Collection entries
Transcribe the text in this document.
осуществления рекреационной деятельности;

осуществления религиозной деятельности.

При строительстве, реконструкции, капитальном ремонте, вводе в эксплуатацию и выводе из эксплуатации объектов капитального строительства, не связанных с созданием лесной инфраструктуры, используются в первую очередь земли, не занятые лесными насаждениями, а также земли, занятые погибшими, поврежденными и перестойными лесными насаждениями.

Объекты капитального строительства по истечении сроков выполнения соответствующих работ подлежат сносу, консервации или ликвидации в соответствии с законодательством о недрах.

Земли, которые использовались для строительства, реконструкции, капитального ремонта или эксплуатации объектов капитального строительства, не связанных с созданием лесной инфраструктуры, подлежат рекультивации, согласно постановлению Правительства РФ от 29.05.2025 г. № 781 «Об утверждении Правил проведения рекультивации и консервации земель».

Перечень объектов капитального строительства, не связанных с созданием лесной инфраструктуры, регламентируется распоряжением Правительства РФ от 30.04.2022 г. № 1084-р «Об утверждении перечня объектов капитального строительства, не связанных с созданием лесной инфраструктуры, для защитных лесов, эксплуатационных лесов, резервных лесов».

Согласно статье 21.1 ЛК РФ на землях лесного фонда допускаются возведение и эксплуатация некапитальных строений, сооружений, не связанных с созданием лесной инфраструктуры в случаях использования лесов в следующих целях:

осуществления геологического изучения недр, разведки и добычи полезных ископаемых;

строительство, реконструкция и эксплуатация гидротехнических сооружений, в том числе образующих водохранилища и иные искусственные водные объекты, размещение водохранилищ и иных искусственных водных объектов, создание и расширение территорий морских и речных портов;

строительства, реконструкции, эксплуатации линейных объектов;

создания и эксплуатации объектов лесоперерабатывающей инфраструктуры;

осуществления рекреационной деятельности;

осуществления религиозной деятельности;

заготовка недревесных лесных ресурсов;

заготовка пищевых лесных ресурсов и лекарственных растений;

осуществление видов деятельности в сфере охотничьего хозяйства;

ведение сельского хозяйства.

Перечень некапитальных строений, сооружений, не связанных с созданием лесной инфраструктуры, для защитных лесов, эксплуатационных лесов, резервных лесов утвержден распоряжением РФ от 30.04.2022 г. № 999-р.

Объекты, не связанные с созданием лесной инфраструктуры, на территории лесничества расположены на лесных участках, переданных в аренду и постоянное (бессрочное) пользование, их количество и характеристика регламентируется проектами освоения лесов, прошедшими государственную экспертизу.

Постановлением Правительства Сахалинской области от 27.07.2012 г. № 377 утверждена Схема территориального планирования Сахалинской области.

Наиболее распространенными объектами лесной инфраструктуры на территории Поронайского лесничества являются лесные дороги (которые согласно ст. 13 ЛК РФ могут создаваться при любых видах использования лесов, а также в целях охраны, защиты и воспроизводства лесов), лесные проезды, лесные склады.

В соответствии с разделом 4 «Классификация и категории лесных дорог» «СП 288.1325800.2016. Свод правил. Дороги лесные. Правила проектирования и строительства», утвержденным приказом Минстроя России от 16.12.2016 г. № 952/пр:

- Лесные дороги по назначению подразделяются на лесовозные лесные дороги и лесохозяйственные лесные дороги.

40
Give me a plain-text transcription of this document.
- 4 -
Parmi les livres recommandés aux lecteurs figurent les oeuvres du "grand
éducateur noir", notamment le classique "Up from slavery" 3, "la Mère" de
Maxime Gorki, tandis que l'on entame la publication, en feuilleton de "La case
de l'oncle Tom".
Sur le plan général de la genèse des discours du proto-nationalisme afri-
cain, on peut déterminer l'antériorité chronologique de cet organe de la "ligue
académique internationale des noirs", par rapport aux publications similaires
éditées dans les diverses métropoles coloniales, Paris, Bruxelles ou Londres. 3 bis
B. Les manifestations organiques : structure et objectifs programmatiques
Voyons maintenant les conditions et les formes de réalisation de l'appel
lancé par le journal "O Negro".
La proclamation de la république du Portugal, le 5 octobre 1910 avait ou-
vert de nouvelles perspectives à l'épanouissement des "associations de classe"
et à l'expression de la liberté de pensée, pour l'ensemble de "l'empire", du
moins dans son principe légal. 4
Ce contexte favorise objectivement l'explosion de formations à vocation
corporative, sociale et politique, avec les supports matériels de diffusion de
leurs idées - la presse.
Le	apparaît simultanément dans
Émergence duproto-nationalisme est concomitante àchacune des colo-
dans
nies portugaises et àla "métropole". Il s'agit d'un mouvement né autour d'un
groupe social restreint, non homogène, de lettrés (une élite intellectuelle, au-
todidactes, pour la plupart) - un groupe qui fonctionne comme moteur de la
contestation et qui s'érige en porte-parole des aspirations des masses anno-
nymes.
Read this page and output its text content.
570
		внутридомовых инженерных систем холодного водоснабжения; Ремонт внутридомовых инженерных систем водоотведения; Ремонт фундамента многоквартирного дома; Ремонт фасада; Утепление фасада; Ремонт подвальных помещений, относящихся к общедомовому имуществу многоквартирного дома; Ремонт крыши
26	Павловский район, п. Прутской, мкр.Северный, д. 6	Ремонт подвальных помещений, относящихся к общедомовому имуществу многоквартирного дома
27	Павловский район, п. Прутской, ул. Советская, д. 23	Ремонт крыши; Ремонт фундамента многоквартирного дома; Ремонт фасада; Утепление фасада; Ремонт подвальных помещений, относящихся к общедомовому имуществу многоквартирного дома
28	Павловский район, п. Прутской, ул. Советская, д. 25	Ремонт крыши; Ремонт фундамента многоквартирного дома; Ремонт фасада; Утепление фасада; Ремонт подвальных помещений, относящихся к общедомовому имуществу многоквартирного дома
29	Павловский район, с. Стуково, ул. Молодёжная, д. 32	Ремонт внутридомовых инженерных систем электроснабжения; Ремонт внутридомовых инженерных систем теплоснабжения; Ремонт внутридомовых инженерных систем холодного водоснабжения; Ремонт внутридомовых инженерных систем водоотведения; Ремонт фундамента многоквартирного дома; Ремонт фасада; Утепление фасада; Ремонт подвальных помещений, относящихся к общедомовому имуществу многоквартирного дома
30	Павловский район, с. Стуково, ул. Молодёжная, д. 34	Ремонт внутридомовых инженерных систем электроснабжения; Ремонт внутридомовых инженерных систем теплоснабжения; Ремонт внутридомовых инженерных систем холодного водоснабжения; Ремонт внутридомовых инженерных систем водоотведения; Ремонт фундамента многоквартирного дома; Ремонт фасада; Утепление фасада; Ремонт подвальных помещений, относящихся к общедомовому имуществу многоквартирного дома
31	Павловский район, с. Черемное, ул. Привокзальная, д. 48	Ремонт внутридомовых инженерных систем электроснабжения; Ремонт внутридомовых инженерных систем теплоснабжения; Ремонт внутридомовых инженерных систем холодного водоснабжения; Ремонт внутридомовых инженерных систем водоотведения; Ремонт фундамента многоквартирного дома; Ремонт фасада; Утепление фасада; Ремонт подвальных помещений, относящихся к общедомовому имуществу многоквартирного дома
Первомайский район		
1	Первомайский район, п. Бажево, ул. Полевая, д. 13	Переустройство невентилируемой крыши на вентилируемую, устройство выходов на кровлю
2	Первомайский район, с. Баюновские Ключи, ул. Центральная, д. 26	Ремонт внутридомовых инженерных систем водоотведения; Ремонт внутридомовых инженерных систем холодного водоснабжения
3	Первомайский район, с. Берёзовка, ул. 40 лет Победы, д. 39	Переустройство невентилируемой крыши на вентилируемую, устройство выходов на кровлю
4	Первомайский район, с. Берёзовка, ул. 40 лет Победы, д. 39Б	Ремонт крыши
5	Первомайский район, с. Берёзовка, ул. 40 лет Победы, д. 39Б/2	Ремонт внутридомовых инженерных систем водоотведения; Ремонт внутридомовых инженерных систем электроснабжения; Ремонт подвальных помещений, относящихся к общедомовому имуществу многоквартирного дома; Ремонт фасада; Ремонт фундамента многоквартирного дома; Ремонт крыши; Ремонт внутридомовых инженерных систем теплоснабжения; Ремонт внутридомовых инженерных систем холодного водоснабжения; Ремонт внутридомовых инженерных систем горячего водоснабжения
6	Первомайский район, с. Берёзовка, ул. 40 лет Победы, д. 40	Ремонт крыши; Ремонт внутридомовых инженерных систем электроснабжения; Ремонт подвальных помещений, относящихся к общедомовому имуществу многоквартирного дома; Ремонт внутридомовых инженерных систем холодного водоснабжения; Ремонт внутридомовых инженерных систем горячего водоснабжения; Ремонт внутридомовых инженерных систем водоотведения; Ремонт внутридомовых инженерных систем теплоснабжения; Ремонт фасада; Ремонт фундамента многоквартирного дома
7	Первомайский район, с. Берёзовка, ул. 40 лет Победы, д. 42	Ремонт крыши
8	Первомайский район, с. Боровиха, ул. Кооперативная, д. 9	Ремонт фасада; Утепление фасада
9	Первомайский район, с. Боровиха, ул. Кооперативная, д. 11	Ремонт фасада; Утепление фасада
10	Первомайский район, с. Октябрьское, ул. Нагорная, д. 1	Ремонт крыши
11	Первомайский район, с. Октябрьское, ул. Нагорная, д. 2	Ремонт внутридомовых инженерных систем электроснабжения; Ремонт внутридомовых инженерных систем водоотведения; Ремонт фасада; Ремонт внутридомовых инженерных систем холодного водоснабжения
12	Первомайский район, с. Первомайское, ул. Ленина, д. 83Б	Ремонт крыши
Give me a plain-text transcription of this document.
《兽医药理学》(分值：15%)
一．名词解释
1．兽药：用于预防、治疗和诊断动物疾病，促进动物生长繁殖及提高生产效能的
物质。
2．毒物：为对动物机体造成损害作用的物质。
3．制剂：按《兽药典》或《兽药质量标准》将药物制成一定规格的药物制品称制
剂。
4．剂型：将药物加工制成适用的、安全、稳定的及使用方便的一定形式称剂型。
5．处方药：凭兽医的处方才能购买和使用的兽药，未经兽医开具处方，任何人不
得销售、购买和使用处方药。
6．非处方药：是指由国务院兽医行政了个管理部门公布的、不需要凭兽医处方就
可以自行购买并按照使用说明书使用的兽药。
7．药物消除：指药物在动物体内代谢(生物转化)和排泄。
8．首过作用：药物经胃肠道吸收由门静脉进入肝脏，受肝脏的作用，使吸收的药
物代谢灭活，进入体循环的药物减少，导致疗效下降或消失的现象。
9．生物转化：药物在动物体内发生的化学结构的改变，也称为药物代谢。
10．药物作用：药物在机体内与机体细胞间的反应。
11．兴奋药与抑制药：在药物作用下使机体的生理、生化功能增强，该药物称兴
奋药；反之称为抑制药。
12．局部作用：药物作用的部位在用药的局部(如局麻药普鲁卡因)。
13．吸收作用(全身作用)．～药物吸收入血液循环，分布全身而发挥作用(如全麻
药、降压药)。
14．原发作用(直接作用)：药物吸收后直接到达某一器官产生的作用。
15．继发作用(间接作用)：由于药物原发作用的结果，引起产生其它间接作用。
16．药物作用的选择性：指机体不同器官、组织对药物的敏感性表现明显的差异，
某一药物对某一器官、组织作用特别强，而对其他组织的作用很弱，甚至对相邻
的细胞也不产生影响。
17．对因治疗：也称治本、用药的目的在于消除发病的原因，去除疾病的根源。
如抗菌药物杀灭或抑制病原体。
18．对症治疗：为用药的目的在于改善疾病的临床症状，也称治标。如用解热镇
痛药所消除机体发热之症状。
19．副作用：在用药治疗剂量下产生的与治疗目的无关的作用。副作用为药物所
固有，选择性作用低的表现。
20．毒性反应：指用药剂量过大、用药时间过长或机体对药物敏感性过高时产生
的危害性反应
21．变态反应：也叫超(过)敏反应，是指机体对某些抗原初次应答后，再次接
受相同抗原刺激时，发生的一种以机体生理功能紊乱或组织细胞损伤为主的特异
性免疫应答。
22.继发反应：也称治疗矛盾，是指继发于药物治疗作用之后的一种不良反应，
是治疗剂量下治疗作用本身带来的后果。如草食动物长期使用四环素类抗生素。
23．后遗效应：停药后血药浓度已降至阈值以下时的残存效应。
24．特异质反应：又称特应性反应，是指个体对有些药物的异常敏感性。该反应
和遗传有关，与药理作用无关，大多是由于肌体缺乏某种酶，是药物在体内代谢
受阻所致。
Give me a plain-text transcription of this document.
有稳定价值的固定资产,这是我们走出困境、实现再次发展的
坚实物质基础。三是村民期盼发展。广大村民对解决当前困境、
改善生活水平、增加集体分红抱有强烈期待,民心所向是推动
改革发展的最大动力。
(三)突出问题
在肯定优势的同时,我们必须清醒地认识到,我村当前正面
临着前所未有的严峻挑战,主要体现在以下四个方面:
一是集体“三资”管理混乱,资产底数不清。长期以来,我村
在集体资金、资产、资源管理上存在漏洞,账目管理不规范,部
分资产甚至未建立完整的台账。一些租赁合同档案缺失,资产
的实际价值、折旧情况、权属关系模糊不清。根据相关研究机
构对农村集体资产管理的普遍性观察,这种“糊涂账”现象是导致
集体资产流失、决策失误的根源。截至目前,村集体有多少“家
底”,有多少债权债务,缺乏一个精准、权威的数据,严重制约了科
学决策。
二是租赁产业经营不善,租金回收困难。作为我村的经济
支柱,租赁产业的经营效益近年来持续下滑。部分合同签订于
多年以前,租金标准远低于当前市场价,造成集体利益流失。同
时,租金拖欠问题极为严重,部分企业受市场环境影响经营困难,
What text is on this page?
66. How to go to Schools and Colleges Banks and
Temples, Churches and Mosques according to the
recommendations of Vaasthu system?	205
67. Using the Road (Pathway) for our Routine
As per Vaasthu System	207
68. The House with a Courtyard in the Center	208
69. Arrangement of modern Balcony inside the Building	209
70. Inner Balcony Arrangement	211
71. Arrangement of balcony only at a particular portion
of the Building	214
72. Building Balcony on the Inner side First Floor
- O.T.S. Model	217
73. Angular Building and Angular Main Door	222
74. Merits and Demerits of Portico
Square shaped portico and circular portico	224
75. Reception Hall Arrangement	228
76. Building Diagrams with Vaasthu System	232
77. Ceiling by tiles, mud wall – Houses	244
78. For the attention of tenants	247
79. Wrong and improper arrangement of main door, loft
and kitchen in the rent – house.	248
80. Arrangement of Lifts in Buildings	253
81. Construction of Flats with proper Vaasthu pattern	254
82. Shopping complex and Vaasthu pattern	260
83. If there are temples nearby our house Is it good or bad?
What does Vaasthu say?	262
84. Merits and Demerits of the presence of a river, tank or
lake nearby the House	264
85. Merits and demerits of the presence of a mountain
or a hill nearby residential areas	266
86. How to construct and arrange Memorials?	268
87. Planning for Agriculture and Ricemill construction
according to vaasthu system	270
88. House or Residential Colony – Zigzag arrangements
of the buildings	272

#### [Directions]
Search the listing for the word "хозяйства". Copy every line in which it occurs.

#### [Problem solution]
осуществление видов деятельности в сфере охотничьего хозяйства;
ведение сельского хозяйства.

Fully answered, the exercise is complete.